▸ Dataset
>>>>>
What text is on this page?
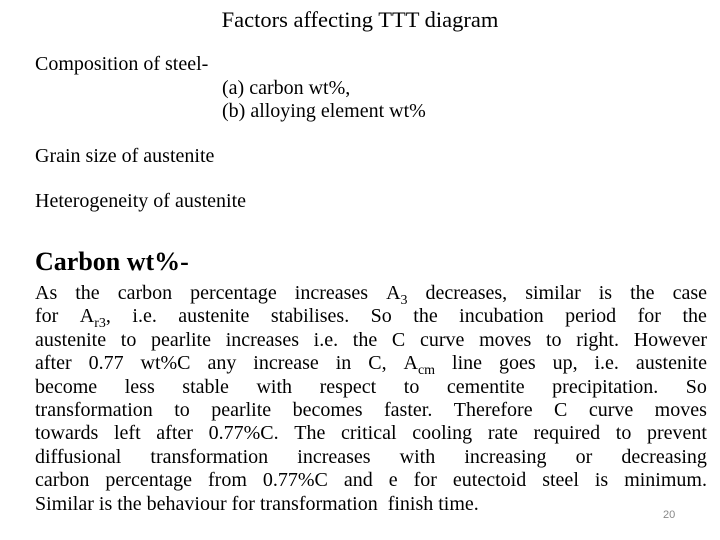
Factors affecting TTT diagram
Composition of steel-
(a) carbon wt%,
(b) alloying element wt%
Grain size of austenite
Heterogeneity of austenite
Carbon wt%-
As the carbon percentage increases $A_3$ decreases, similar is the case
for $A_{r3}$, i.e. austenite stabilises. So the incubation period for the
austenite to pearlite increases i.e. the C curve moves to right. However
after 0.77 wt%C any increase in C, $A_{cm}$ line goes up, i.e. austenite
become less stable with respect to cementite precipitation. So
transformation to pearlite becomes faster. Therefore C curve moves
towards left after 0.77%C. The critical cooling rate required to prevent
diffusional transformation increases with increasing or decreasing
carbon percentage from 0.77%C and e for eutectoid steel is minimum.
Similar is the behaviour for transformation  finish time.
20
<<<<<
▸ What the exercise asks
Only the number is wanted: how many lines in the entries above contain the word "curve"?

▸ Task result
2